**Instruction:**
Identify, in the records below, every line where the string "receipts" appears, and copy each such line.

**Entries taken from a collection:**
--- begin ---
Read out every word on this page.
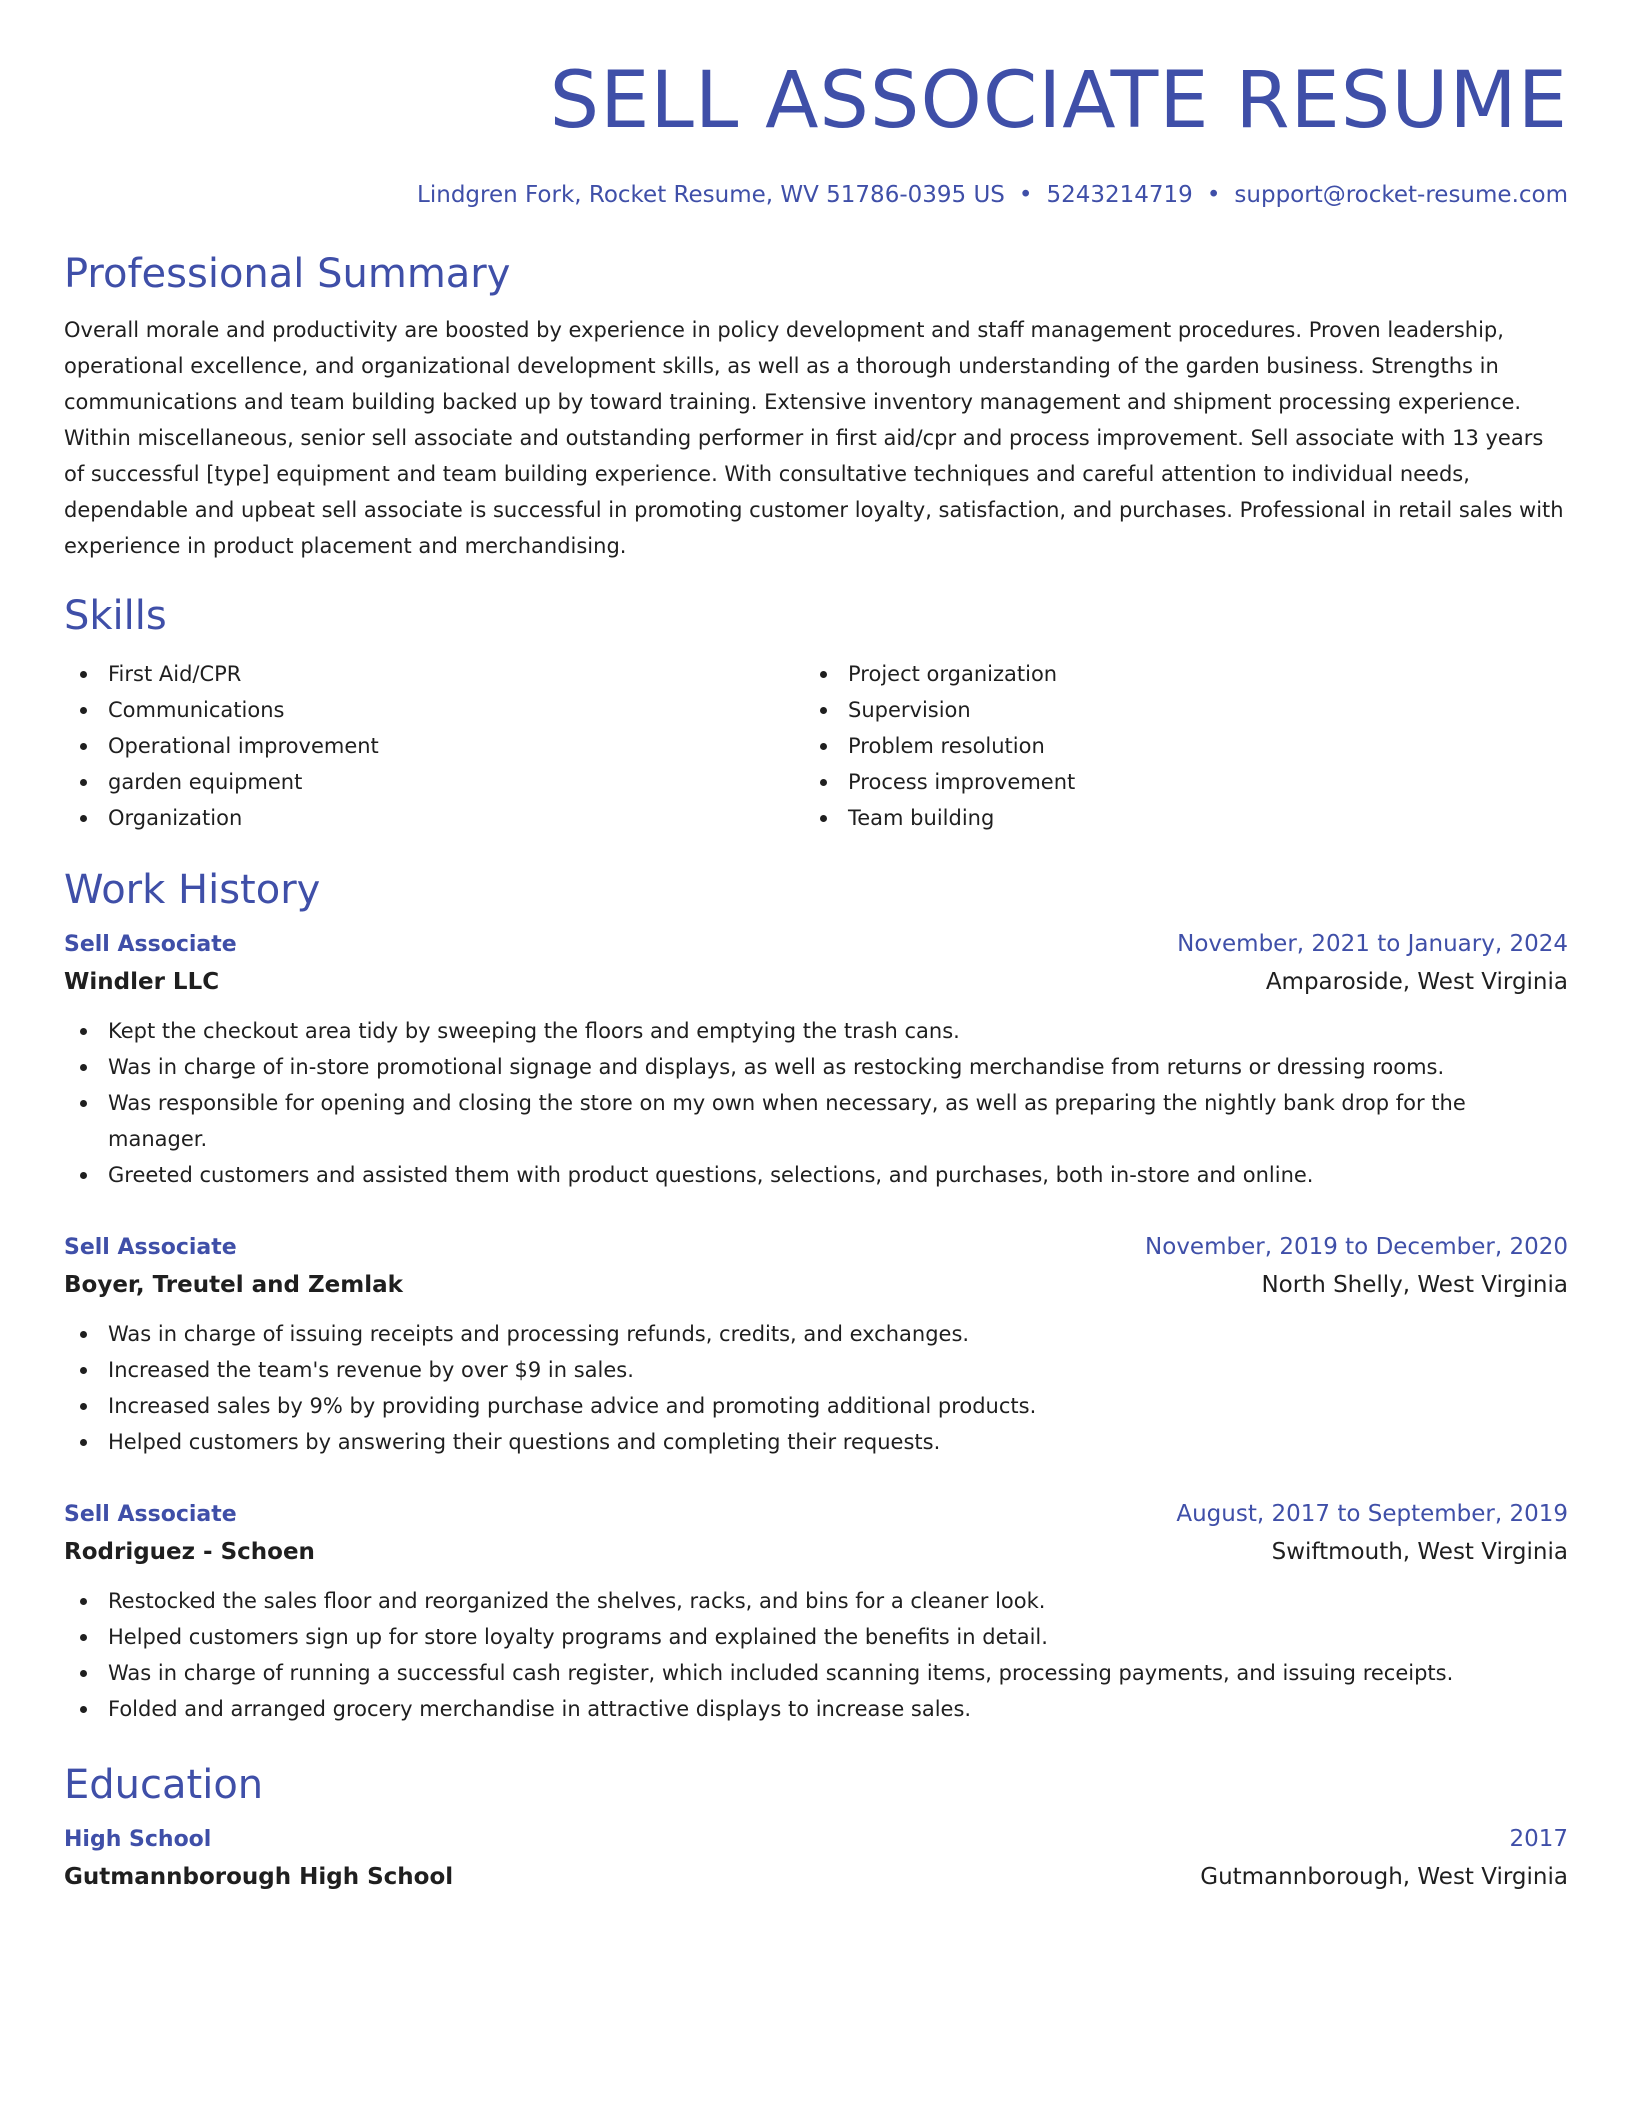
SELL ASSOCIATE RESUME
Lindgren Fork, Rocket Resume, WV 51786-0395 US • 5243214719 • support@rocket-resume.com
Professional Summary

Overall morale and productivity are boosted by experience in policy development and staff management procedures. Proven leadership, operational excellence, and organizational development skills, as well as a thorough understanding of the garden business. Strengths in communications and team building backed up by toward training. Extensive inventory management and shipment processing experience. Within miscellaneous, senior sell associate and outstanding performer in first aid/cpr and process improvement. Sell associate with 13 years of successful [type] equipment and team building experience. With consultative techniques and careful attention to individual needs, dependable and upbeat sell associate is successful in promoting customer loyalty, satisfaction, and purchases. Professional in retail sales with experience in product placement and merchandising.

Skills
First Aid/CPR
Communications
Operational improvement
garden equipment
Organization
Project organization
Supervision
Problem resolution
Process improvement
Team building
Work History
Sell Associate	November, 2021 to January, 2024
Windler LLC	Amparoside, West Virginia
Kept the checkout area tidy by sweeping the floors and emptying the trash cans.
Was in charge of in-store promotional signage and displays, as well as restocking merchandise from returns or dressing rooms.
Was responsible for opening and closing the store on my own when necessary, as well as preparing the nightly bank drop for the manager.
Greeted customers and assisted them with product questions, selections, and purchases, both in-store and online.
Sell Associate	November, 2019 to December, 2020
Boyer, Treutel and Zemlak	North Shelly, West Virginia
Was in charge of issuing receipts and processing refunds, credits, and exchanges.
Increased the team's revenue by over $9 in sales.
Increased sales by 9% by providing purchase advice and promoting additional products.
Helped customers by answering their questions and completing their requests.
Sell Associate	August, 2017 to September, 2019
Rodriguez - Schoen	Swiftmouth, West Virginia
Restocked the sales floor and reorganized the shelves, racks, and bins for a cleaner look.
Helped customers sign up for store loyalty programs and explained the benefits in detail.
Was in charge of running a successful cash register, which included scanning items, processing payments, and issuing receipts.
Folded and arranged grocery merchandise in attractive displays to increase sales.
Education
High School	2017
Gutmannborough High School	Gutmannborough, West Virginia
--- end ---
--- begin ---
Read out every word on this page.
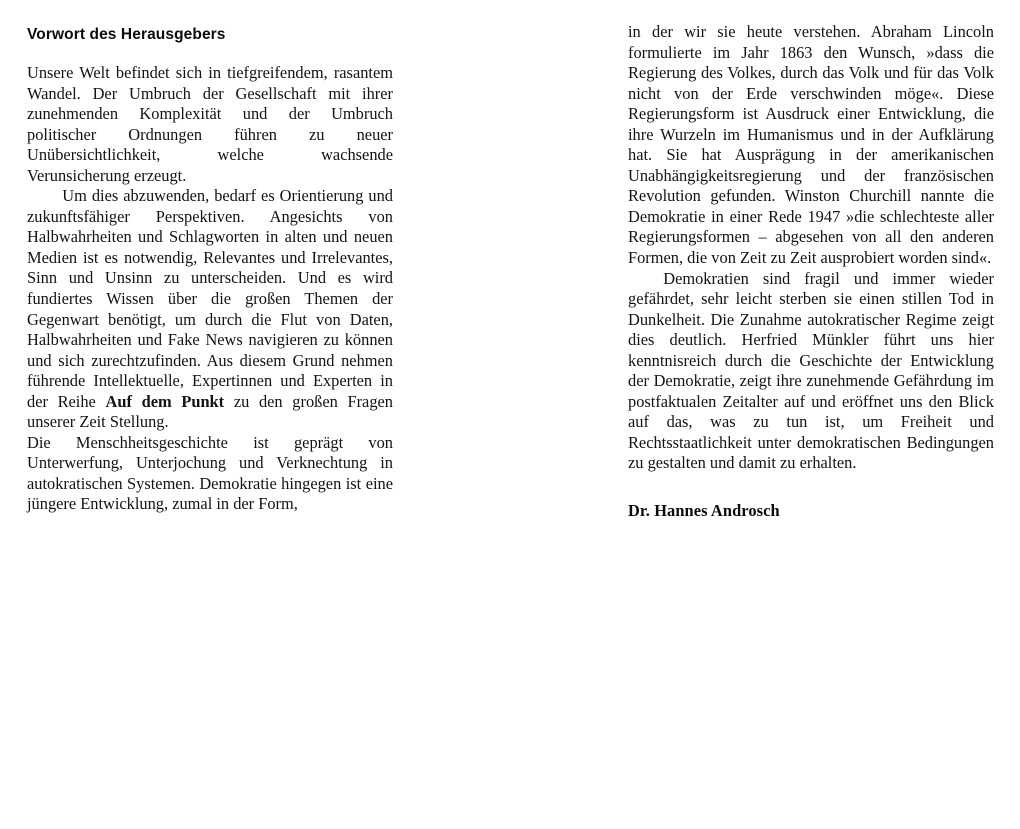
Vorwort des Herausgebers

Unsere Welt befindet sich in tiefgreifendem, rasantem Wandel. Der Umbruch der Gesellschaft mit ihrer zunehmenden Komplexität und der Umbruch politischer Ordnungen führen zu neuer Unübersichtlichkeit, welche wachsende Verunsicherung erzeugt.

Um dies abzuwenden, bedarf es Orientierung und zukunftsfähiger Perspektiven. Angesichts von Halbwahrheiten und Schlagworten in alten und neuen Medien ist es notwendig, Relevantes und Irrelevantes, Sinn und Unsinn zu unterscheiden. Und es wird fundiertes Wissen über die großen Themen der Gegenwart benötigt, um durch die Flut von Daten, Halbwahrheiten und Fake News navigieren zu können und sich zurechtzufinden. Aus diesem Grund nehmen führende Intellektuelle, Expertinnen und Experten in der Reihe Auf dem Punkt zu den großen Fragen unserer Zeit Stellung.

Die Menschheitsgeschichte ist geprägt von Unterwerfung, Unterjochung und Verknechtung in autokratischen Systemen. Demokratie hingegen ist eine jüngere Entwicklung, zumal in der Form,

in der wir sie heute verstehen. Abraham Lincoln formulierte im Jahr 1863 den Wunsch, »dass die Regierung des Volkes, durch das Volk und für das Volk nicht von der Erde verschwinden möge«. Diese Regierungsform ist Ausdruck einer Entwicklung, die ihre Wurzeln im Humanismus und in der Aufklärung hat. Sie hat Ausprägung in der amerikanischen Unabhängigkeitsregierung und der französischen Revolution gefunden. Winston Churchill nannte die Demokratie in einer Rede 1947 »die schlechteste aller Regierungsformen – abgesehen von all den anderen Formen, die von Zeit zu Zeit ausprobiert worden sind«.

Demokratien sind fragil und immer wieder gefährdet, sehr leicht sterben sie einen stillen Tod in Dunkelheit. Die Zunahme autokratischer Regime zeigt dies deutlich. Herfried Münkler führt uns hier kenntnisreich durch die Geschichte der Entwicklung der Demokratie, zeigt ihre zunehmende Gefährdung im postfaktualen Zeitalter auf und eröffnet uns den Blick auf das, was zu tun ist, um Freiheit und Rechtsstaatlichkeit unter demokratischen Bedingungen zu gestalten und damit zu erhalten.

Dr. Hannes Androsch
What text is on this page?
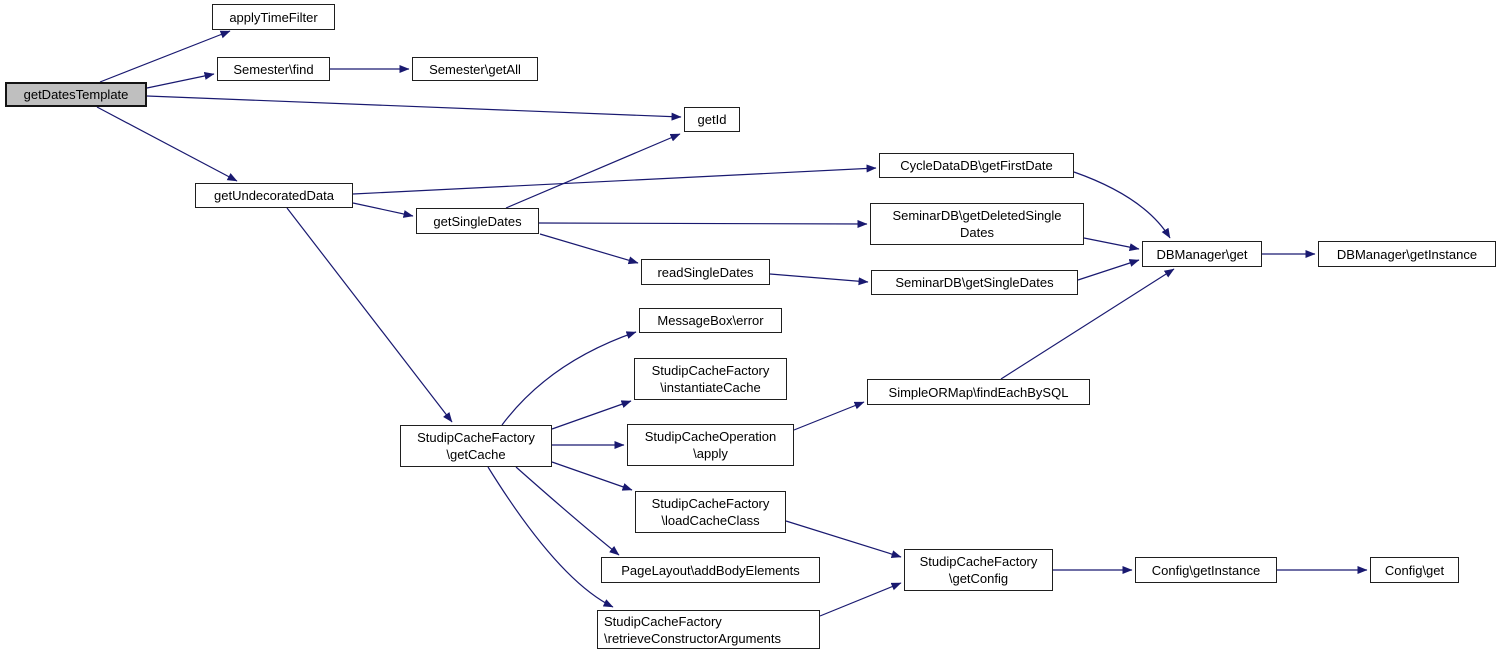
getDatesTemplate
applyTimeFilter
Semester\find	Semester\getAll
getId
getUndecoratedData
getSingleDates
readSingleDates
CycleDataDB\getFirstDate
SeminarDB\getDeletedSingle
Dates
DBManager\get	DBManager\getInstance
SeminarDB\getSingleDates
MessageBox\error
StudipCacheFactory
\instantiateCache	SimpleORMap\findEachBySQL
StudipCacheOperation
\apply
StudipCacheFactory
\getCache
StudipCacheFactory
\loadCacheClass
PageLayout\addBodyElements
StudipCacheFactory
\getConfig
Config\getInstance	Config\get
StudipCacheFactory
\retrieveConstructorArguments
--- end ---
**Result of the exercise:**
Was in charge of issuing receipts and processing refunds, credits, and exchanges.
Was in charge of running a successful cash register, which included scanning items, processing payments, and issuing receipts.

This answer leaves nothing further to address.